> _What this task involves_
Pull every line holding the string "Court" from the records below.
+++
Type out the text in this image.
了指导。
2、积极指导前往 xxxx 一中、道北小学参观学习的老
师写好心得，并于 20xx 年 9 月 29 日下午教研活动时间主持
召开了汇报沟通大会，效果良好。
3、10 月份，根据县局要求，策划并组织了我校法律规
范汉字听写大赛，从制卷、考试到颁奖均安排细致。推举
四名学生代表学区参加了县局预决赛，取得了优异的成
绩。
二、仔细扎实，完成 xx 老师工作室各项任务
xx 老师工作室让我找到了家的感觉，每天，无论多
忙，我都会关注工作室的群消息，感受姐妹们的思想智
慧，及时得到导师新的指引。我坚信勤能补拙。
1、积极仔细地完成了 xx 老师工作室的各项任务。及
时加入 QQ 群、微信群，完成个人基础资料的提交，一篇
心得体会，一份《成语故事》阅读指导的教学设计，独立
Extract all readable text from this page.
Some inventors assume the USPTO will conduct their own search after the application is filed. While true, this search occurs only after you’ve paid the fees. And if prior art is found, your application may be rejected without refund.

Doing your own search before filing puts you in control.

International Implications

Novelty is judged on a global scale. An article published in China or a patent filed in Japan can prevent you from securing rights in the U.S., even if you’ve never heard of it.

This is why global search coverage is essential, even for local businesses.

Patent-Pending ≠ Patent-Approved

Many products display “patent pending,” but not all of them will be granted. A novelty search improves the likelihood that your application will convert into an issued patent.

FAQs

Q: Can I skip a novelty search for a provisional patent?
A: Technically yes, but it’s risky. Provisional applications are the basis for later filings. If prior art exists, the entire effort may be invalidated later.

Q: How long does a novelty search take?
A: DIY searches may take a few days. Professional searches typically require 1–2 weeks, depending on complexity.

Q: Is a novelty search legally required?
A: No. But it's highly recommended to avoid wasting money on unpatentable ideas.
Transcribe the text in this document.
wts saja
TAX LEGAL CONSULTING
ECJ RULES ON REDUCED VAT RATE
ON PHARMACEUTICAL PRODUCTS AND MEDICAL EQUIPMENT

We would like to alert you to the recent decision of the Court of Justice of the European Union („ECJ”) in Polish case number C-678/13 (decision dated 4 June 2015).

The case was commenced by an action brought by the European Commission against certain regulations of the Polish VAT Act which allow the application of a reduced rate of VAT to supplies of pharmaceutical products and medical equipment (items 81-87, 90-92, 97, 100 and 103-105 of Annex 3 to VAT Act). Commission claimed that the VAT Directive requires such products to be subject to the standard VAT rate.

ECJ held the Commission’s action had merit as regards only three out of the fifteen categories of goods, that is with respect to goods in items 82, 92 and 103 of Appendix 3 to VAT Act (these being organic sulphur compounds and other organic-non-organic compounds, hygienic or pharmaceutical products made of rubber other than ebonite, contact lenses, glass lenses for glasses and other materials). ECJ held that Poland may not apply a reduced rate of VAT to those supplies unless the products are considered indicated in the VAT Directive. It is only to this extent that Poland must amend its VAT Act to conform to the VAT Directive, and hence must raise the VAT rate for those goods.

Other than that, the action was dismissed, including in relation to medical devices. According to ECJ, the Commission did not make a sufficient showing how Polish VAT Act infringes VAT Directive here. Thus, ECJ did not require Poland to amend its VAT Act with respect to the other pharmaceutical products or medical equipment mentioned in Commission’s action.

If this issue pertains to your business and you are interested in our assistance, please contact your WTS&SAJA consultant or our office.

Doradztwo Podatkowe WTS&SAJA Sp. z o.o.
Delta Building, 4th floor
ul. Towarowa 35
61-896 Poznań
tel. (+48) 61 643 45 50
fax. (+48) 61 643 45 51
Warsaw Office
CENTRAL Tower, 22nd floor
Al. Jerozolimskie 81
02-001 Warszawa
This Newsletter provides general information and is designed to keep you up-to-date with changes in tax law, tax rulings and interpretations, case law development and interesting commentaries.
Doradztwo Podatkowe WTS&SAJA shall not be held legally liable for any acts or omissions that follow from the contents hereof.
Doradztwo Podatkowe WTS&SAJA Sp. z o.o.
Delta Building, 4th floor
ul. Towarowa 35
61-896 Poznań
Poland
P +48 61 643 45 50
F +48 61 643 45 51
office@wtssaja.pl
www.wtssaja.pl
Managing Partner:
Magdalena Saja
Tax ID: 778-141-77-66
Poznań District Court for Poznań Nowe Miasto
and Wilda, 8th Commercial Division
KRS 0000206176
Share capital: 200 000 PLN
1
+++
> _Written solution_
We would like to alert you to the recent decision of the Court of Justice of the European Union („ECJ”) in Polish case number C-678/13 (decision dated 4 June 2015).
Poznań District Court for Poznań Nowe Miasto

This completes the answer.